## DATA SHOWN
════════════════════
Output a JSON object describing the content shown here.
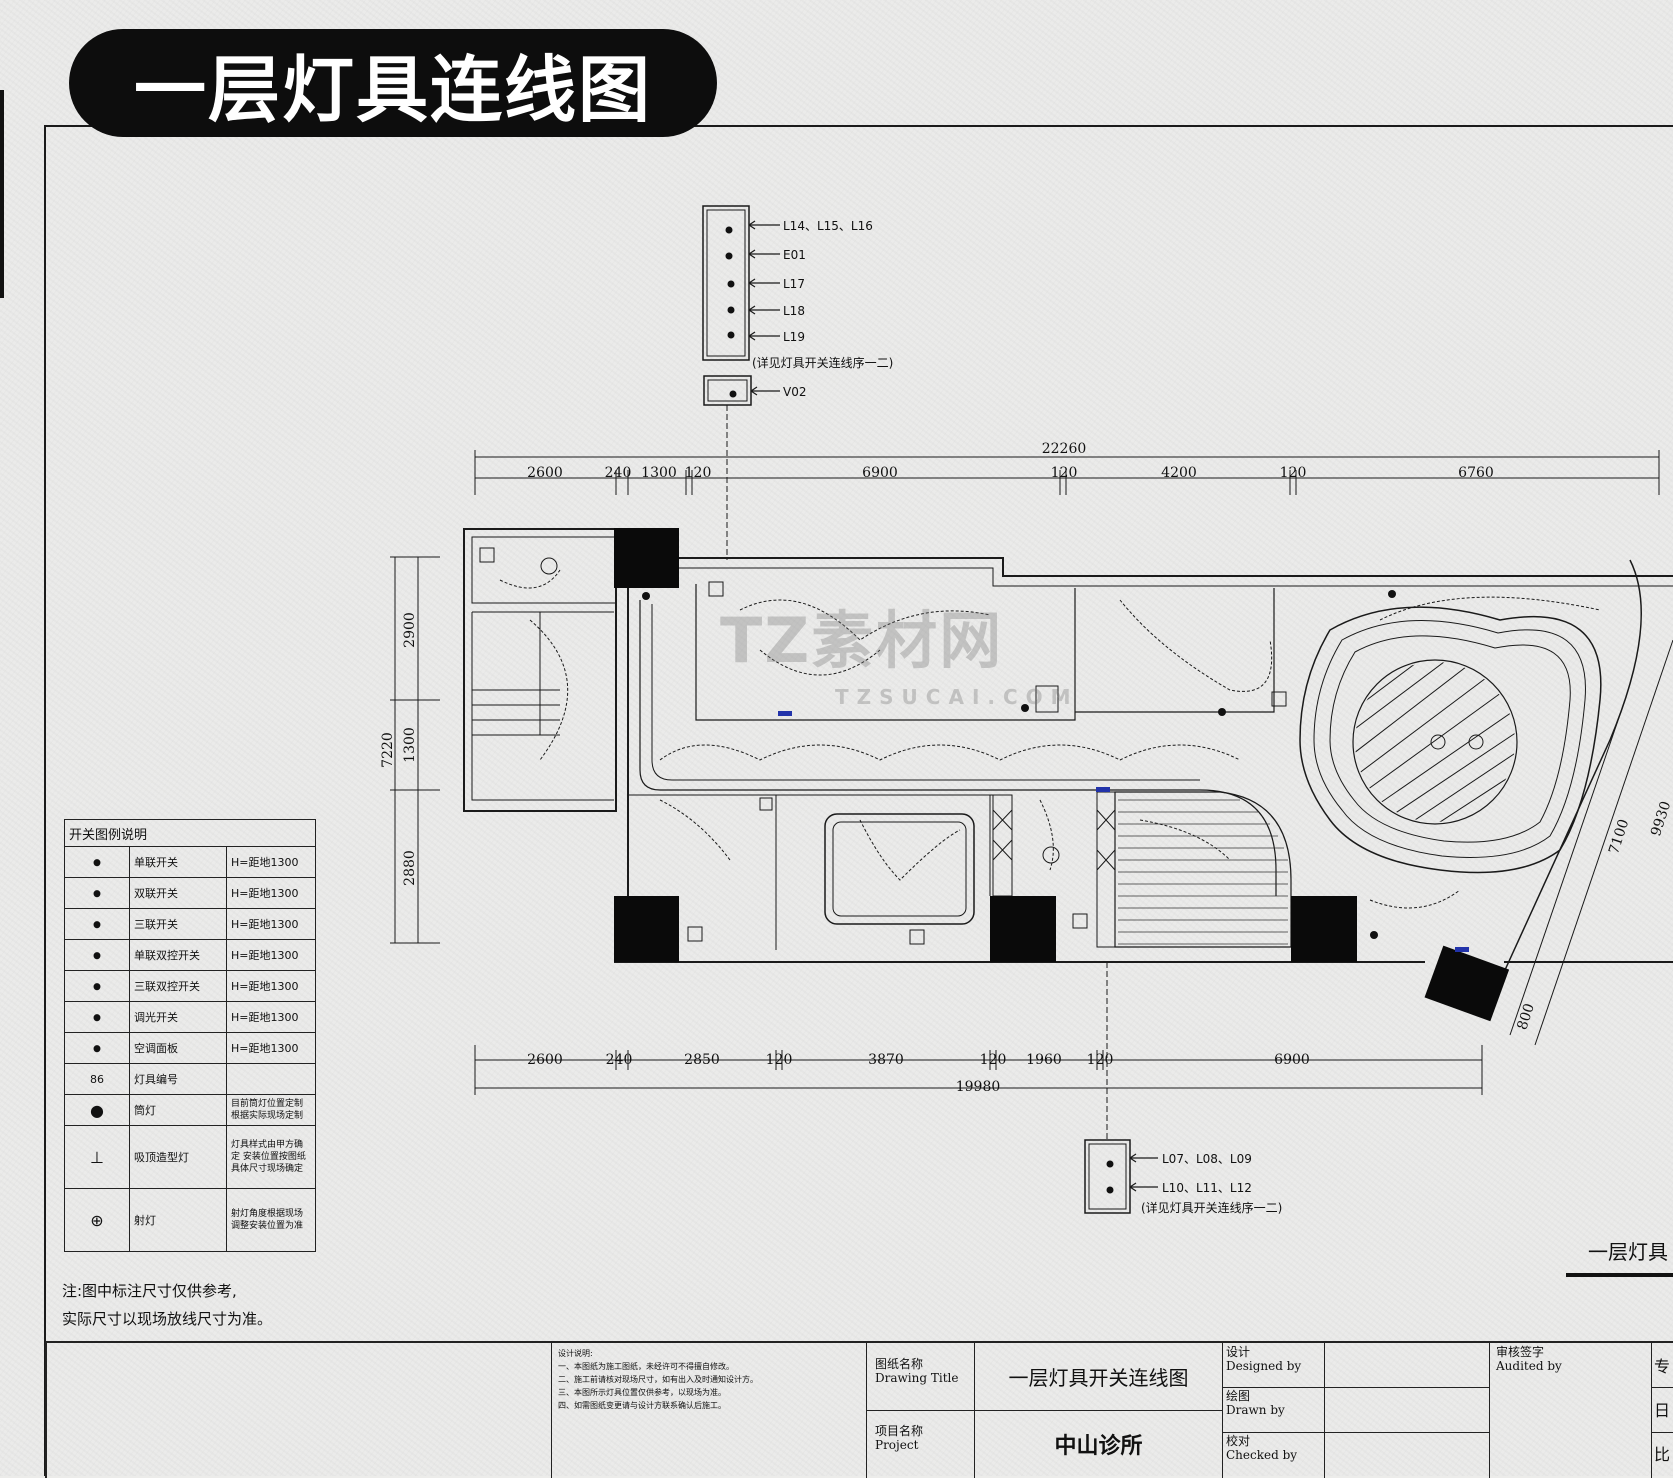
{
  "header": {
    "title": "一层灯具连线图"
  },
  "top_panel": {
    "labels": [
      "L14、L15、L16",
      "E01",
      "L17",
      "L18",
      "L19"
    ],
    "note": "(详见灯具开关连线序一二)",
    "v_label": "V02"
  },
  "bottom_panel": {
    "labels": [
      "L07、L08、L09",
      "L10、L11、L12"
    ],
    "note": "(详见灯具开关连线序一二)"
  },
  "dimensions": {
    "top_total": "22260",
    "top_segments": [
      "2600",
      "240",
      "1300",
      "120",
      "6900",
      "120",
      "4200",
      "120",
      "6760"
    ],
    "left_total": "7220",
    "left_segments": [
      "2900",
      "1300",
      "2880"
    ],
    "right": [
      "7100",
      "9930",
      "800"
    ],
    "bottom_segments": [
      "2600",
      "240",
      "2850",
      "120",
      "3870",
      "120",
      "1960",
      "120",
      "6900"
    ],
    "bottom_total": "19980"
  },
  "watermark": {
    "main": "TZ素材网",
    "sub": "TZSUCAI.COM"
  },
  "legend": {
    "title": "开关图例说明",
    "rows": [
      {
        "symbol": "single-switch",
        "name": "单联开关",
        "desc": "H=距地1300"
      },
      {
        "symbol": "double-switch",
        "name": "双联开关",
        "desc": "H=距地1300"
      },
      {
        "symbol": "triple-switch",
        "name": "三联开关",
        "desc": "H=距地1300"
      },
      {
        "symbol": "single-dual-control",
        "name": "单联双控开关",
        "desc": "H=距地1300"
      },
      {
        "symbol": "triple-dual-control",
        "name": "三联双控开关",
        "desc": "H=距地1300"
      },
      {
        "symbol": "dimmer-switch",
        "name": "调光开关",
        "desc": "H=距地1300"
      },
      {
        "symbol": "other-switch",
        "name": "空调面板",
        "desc": "H=距地1300"
      },
      {
        "symbol": "lamp-number",
        "name": "灯具编号",
        "desc": ""
      },
      {
        "symbol": "downlight",
        "name": "筒灯",
        "desc": "目前筒灯位置定制 根据实际现场定制"
      },
      {
        "symbol": "ceiling-lamp",
        "name": "吸顶造型灯",
        "desc": "灯具样式由甲方确定 安装位置按图纸 具体尺寸现场确定"
      },
      {
        "symbol": "spotlight",
        "name": "射灯",
        "desc": "射灯角度根据现场 调整安装位置为准"
      }
    ]
  },
  "notes": [
    "注:图中标注尺寸仅供参考,",
    "实际尺寸以现场放线尺寸为准。"
  ],
  "sheet_label": "一层灯具",
  "title_block": {
    "design_notes_title": "设计说明:",
    "design_notes": [
      "一、本图纸为施工图纸，未经许可不得擅自修改。",
      "二、施工前请核对现场尺寸，如有出入及时通知设计方。",
      "三、本图所示灯具位置仅供参考，以现场为准。",
      "四、如需图纸变更请与设计方联系确认后施工。"
    ],
    "drawing_title_label": "图纸名称",
    "drawing_title_label_en": "Drawing Title",
    "drawing_title": "一层灯具开关连线图",
    "project_label": "项目名称",
    "project_label_en": "Project",
    "project": "中山诊所",
    "designed_label": "设计",
    "designed_label_en": "Designed by",
    "drawn_label": "绘图",
    "drawn_label_en": "Drawn by",
    "checked_label": "校对",
    "checked_label_en": "Checked by",
    "audit_label": "审核签字",
    "audit_label_en": "Audited by",
    "right_col": [
      "专",
      "日",
      "比"
    ]
  }
}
════════════════════
## REQUIREMENT
Apart from the pictures, the entries above are to be repeated in full and exactly.

## ANSWER IN FULL
Output a JSON object describing the content shown here.
{
  "header": {
    "title": "一层灯具连线图"
  },
  "top_panel": {
    "labels": [
      "L14、L15、L16",
      "E01",
      "L17",
      "L18",
      "L19"
    ],
    "note": "(详见灯具开关连线序一二)",
    "v_label": "V02"
  },
  "bottom_panel": {
    "labels": [
      "L07、L08、L09",
      "L10、L11、L12"
    ],
    "note": "(详见灯具开关连线序一二)"
  },
  "dimensions": {
    "top_total": "22260",
    "top_segments": [
      "2600",
      "240",
      "1300",
      "120",
      "6900",
      "120",
      "4200",
      "120",
      "6760"
    ],
    "left_total": "7220",
    "left_segments": [
      "2900",
      "1300",
      "2880"
    ],
    "right": [
      "7100",
      "9930",
      "800"
    ],
    "bottom_segments": [
      "2600",
      "240",
      "2850",
      "120",
      "3870",
      "120",
      "1960",
      "120",
      "6900"
    ],
    "bottom_total": "19980"
  },
  "watermark": {
    "main": "TZ素材网",
    "sub": "TZSUCAI.COM"
  },
  "legend": {
    "title": "开关图例说明",
    "rows": [
      {
        "symbol": "single-switch",
        "name": "单联开关",
        "desc": "H=距地1300"
      },
      {
        "symbol": "double-switch",
        "name": "双联开关",
        "desc": "H=距地1300"
      },
      {
        "symbol": "triple-switch",
        "name": "三联开关",
        "desc": "H=距地1300"
      },
      {
        "symbol": "single-dual-control",
        "name": "单联双控开关",
        "desc": "H=距地1300"
      },
      {
        "symbol": "triple-dual-control",
        "name": "三联双控开关",
        "desc": "H=距地1300"
      },
      {
        "symbol": "dimmer-switch",
        "name": "调光开关",
        "desc": "H=距地1300"
      },
      {
        "symbol": "other-switch",
        "name": "空调面板",
        "desc": "H=距地1300"
      },
      {
        "symbol": "lamp-number",
        "name": "灯具编号",
        "desc": ""
      },
      {
        "symbol": "downlight",
        "name": "筒灯",
        "desc": "目前筒灯位置定制 根据实际现场定制"
      },
      {
        "symbol": "ceiling-lamp",
        "name": "吸顶造型灯",
        "desc": "灯具样式由甲方确定 安装位置按图纸 具体尺寸现场确定"
      },
      {
        "symbol": "spotlight",
        "name": "射灯",
        "desc": "射灯角度根据现场 调整安装位置为准"
      }
    ]
  },
  "notes": [
    "注:图中标注尺寸仅供参考,",
    "实际尺寸以现场放线尺寸为准。"
  ],
  "sheet_label": "一层灯具",
  "title_block": {
    "design_notes_title": "设计说明:",
    "design_notes": [
      "一、本图纸为施工图纸，未经许可不得擅自修改。",
      "二、施工前请核对现场尺寸，如有出入及时通知设计方。",
      "三、本图所示灯具位置仅供参考，以现场为准。",
      "四、如需图纸变更请与设计方联系确认后施工。"
    ],
    "drawing_title_label": "图纸名称",
    "drawing_title_label_en": "Drawing Title",
    "drawing_title": "一层灯具开关连线图",
    "project_label": "项目名称",
    "project_label_en": "Project",
    "project": "中山诊所",
    "designed_label": "设计",
    "designed_label_en": "Designed by",
    "drawn_label": "绘图",
    "drawn_label_en": "Drawn by",
    "checked_label": "校对",
    "checked_label_en": "Checked by",
    "audit_label": "审核签字",
    "audit_label_en": "Audited by",
    "right_col": [
      "专",
      "日",
      "比"
    ]
  }
}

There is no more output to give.